- [Required work]
For the data below, work out how many lines contain the word "this" and supply only that number.

[Stored data entries]
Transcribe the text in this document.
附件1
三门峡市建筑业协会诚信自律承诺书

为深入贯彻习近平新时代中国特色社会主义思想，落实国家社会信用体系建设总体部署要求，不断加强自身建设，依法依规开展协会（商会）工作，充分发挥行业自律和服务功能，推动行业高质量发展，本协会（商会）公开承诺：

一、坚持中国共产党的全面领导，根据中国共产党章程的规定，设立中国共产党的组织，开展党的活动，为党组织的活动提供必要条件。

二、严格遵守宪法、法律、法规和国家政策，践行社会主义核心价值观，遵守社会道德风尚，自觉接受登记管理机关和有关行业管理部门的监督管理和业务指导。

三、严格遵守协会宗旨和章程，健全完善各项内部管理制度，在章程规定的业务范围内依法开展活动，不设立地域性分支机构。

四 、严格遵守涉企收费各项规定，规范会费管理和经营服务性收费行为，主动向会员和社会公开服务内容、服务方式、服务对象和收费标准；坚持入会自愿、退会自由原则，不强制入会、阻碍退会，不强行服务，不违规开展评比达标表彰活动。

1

==

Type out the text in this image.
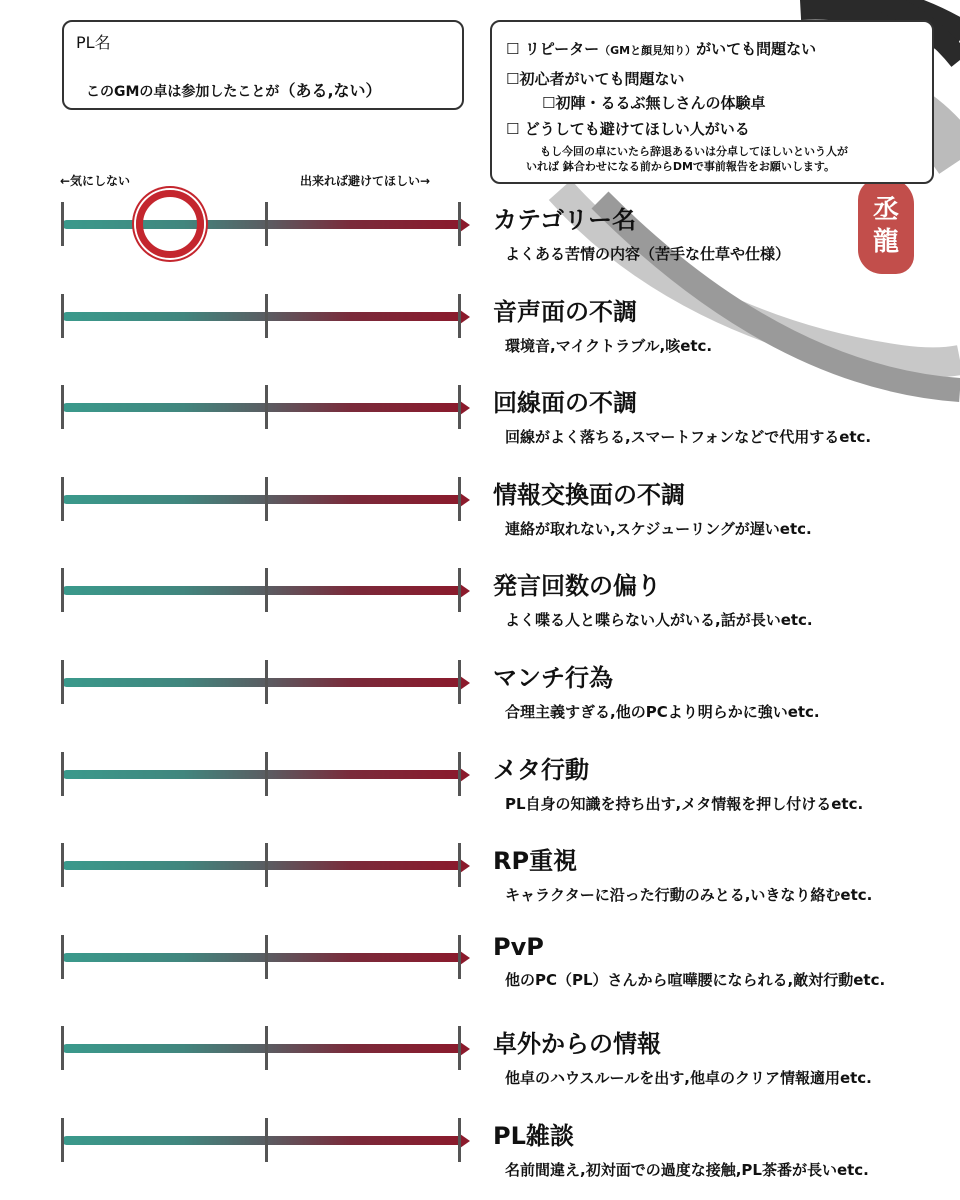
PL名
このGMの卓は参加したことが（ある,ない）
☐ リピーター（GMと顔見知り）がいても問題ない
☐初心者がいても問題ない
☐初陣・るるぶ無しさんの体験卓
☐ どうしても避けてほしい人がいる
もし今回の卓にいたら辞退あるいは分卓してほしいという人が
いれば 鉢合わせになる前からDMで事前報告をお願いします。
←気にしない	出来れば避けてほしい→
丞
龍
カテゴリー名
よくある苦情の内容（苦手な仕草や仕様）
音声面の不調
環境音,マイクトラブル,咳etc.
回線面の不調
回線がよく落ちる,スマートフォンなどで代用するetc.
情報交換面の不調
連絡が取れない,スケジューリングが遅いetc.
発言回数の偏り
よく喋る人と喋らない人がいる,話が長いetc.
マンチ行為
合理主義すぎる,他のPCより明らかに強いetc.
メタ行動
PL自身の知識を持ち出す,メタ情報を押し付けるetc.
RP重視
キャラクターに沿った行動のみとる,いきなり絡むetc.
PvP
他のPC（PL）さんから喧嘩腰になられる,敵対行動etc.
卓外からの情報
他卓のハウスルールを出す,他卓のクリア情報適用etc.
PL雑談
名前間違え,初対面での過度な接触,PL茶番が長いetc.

- [Task response]
2